WHAT IS NEEDED: Every line below that contains "Shakra" is to be copied.

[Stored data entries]
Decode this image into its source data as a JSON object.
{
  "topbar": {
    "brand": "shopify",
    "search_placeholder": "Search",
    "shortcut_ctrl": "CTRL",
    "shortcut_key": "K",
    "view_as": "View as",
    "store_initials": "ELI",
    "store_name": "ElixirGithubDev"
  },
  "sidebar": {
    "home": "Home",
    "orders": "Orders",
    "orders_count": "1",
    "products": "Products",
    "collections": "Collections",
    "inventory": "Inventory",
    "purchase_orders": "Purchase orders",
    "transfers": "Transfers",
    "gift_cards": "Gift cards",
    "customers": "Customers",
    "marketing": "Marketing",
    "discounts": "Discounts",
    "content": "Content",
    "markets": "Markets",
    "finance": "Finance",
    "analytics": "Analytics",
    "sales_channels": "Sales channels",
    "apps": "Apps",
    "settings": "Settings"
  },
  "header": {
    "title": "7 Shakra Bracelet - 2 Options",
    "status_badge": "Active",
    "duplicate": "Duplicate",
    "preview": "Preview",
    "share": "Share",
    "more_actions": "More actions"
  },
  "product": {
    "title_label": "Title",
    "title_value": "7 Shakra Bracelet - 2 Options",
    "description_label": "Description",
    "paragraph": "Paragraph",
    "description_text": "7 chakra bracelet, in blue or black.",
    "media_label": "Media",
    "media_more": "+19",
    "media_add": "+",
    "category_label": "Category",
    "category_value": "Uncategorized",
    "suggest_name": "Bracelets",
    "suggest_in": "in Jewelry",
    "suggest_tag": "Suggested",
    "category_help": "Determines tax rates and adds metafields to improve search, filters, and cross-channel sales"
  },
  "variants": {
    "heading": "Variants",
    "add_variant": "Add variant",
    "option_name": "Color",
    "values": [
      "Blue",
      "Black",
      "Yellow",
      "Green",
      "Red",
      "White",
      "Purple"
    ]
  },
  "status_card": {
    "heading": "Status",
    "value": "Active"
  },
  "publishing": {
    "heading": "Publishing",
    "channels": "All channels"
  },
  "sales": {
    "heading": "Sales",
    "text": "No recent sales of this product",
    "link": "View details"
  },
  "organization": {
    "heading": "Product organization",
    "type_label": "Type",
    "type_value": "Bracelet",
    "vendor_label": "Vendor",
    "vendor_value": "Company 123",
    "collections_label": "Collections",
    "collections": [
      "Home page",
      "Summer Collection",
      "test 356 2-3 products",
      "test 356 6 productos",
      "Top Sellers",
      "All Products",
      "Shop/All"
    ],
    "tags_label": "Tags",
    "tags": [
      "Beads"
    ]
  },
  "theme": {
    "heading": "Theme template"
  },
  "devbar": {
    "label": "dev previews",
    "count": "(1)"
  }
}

SOLUTION FOR THIS PROBLEM:
    "title": "7 Shakra Bracelet - 2 Options",
    "title_value": "7 Shakra Bracelet - 2 Options",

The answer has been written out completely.